> **Required task**: Lay out the records from the first line up to and including the line with "chain-dim-label: 5,80 [422, 86, 443, 97]" as a Markdown table with the columns Row and Line, omitting blank lines.

A block of data:
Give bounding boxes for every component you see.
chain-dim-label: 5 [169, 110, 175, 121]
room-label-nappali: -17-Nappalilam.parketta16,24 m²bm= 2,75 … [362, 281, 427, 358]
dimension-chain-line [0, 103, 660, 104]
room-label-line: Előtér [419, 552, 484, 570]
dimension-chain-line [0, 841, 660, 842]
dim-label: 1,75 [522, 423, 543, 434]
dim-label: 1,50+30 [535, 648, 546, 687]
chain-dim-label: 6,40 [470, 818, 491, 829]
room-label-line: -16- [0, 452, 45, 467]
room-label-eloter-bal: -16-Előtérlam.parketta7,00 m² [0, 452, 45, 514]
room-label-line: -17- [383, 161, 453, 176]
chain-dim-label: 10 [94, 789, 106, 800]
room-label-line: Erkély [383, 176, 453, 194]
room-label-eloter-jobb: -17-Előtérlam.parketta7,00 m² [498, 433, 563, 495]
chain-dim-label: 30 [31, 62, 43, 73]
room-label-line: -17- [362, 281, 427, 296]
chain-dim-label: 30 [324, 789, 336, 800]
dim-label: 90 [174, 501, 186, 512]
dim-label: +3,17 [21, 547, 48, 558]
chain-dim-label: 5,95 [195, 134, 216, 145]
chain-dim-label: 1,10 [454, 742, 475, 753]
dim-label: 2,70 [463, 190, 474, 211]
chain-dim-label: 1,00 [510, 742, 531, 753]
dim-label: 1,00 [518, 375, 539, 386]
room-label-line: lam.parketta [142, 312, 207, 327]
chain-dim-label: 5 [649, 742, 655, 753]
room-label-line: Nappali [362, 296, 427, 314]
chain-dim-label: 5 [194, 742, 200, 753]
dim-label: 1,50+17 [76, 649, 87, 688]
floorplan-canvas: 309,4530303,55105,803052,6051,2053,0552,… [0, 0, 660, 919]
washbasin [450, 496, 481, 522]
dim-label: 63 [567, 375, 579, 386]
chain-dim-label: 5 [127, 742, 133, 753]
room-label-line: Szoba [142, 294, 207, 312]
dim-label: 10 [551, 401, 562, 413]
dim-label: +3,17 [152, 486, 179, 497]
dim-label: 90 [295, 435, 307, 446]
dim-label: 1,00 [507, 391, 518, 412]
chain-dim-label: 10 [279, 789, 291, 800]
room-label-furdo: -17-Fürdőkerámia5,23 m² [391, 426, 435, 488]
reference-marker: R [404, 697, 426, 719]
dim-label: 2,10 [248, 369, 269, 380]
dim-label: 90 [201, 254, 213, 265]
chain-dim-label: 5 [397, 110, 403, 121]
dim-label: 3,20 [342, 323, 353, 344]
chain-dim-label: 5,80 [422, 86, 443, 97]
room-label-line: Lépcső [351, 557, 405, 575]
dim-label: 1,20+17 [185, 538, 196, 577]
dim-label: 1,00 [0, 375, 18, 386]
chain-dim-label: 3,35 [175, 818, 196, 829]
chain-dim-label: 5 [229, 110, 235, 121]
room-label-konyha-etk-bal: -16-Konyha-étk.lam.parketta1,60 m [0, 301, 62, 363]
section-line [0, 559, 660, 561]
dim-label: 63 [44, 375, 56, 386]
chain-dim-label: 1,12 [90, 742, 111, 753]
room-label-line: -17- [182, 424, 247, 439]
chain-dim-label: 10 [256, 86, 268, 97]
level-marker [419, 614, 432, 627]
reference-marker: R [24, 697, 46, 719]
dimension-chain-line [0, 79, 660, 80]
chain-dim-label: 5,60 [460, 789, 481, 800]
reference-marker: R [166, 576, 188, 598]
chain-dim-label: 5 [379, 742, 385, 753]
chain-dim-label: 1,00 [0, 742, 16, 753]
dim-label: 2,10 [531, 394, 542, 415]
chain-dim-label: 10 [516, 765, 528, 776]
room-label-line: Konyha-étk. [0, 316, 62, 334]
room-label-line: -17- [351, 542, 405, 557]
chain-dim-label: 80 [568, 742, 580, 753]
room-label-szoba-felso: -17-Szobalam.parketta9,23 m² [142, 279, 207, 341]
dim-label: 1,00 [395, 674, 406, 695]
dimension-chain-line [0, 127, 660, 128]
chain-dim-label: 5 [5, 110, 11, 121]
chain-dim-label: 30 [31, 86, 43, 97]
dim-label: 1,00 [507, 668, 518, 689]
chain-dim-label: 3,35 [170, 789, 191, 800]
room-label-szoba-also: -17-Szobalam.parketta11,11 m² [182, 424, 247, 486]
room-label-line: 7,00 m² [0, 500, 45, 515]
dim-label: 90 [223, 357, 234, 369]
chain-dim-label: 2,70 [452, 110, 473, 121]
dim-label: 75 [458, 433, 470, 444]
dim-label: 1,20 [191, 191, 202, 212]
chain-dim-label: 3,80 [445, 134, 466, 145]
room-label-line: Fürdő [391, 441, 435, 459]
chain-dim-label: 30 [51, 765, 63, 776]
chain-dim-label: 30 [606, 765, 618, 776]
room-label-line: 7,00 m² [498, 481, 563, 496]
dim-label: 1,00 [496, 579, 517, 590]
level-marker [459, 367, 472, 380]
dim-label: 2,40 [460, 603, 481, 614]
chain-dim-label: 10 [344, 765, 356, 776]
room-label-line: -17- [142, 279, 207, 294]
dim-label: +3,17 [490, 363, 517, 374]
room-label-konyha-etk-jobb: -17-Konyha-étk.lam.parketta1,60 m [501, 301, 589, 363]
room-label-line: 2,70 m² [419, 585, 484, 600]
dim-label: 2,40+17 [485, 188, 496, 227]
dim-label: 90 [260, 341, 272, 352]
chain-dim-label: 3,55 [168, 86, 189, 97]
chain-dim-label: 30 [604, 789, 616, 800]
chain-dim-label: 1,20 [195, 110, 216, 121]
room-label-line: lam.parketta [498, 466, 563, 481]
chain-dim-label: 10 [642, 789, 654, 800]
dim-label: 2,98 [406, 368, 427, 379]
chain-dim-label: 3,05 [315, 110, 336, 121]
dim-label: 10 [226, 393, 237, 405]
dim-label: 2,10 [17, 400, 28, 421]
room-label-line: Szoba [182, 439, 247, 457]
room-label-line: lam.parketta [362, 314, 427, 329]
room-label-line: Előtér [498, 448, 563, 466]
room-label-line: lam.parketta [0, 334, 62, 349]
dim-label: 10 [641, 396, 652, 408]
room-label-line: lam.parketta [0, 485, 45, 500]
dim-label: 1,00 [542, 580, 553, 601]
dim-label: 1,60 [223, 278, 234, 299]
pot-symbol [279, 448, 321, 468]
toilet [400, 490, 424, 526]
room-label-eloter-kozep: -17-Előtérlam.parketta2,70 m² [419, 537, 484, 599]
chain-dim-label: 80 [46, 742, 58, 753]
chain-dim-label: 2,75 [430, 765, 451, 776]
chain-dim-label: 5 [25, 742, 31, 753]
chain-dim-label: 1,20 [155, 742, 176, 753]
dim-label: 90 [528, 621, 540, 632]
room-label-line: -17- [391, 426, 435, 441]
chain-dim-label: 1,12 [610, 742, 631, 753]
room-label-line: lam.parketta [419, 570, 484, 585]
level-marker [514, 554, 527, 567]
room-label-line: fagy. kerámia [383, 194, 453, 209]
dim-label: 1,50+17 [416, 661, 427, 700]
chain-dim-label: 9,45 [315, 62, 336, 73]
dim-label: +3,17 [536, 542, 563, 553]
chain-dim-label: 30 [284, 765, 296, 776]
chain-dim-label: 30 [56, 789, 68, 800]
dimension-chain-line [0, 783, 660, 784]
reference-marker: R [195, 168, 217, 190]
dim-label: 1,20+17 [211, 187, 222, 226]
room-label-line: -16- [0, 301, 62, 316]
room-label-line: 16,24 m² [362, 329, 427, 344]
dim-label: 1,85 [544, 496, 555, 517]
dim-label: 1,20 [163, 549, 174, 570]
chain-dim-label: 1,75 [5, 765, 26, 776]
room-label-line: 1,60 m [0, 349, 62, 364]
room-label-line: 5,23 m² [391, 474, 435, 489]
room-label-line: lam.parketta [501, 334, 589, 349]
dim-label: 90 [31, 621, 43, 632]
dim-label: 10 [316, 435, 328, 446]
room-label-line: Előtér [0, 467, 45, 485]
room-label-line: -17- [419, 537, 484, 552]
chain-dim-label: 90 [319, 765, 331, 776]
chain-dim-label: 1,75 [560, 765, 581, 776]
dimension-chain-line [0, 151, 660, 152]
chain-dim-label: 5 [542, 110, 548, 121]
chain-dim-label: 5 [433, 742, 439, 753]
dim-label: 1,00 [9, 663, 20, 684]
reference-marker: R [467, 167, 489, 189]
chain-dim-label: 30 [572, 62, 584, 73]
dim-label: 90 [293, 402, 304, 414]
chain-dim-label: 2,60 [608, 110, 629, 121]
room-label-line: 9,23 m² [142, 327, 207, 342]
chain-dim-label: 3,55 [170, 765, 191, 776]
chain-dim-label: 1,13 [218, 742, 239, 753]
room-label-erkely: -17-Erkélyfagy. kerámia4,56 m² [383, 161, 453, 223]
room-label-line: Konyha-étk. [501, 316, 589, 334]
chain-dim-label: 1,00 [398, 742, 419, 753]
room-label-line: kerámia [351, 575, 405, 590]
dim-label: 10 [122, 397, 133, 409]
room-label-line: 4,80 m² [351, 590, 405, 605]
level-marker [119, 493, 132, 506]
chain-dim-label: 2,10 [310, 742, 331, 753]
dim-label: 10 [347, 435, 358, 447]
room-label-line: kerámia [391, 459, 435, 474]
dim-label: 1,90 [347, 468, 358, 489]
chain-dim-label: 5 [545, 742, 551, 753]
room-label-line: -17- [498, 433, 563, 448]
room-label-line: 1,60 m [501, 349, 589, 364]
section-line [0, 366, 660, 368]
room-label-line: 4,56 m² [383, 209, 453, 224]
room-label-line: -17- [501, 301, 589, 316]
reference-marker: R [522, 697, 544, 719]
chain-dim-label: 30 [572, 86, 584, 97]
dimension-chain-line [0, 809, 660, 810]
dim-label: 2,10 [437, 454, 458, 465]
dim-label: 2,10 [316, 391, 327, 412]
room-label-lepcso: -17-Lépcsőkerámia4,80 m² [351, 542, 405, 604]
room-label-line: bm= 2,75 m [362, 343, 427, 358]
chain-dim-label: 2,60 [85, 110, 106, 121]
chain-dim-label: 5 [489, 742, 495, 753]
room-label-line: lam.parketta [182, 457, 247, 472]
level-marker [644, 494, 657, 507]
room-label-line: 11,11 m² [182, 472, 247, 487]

> **Complete response**:
| Row | Line |
|---|---|
| 1 | Give bounding boxes for every component you see. |
| 2 | chain-dim-label: 5 [169, 110, 175, 121] |
| 3 | room-label-nappali: -17-Nappalilam.parketta16,24 m²bm= 2,75 … [362, 281, 427, 358] |
| 4 | dimension-chain-line [0, 103, 660, 104] |
| 5 | room-label-line: Előtér [419, 552, 484, 570] |
| 6 | dimension-chain-line [0, 841, 660, 842] |
| 7 | dim-label: 1,75 [522, 423, 543, 434] |
| 8 | dim-label: 1,50+30 [535, 648, 546, 687] |
| 9 | chain-dim-label: 6,40 [470, 818, 491, 829] |
| 10 | room-label-line: -16- [0, 452, 45, 467] |
| 11 | room-label-eloter-bal: -16-Előtérlam.parketta7,00 m² [0, 452, 45, 514] |
| 12 | room-label-line: -17- [383, 161, 453, 176] |
| 13 | chain-dim-label: 10 [94, 789, 106, 800] |
| 14 | room-label-line: Erkély [383, 176, 453, 194] |
| 15 | room-label-eloter-jobb: -17-Előtérlam.parketta7,00 m² [498, 433, 563, 495] |
| 16 | chain-dim-label: 30 [31, 62, 43, 73] |
| 17 | room-label-line: -17- [362, 281, 427, 296] |
| 18 | chain-dim-label: 30 [324, 789, 336, 800] |
| 19 | dim-label: 90 [174, 501, 186, 512] |
| 20 | dim-label: +3,17 [21, 547, 48, 558] |
| 21 | chain-dim-label: 5,95 [195, 134, 216, 145] |
| 22 | chain-dim-label: 1,10 [454, 742, 475, 753] |
| 23 | dim-label: 2,70 [463, 190, 474, 211] |
| 24 | chain-dim-label: 1,00 [510, 742, 531, 753] |
| 25 | dim-label: 1,00 [518, 375, 539, 386] |
| 26 | room-label-line: lam.parketta [142, 312, 207, 327] |
| 27 | chain-dim-label: 5 [649, 742, 655, 753] |
| 28 | room-label-line: Nappali [362, 296, 427, 314] |
| 29 | chain-dim-label: 5 [194, 742, 200, 753] |
| 30 | dim-label: 1,50+17 [76, 649, 87, 688] |
| 31 | floorplan-canvas: 309,4530303,55105,803052,6051,2053,0552,… [0, 0, 660, 919] |
| 32 | washbasin [450, 496, 481, 522] |
| 33 | dim-label: 63 [567, 375, 579, 386] |
| 34 | chain-dim-label: 5 [127, 742, 133, 753] |
| 35 | room-label-line: Szoba [142, 294, 207, 312] |
| 36 | dim-label: 10 [551, 401, 562, 413] |
| 37 | dim-label: +3,17 [152, 486, 179, 497] |
| 38 | dim-label: 90 [295, 435, 307, 446] |
| 39 | dim-label: 1,00 [507, 391, 518, 412] |
| 40 | chain-dim-label: 10 [279, 789, 291, 800] |
| 41 | room-label-furdo: -17-Fürdőkerámia5,23 m² [391, 426, 435, 488] |
| 42 | reference-marker: R [404, 697, 426, 719] |
| 43 | dim-label: 2,10 [248, 369, 269, 380] |
| 44 | dim-label: 90 [201, 254, 213, 265] |
| 45 | chain-dim-label: 5 [397, 110, 403, 121] |
| 46 | dim-label: 3,20 [342, 323, 353, 344] |
| 47 | chain-dim-label: 5,80 [422, 86, 443, 97] |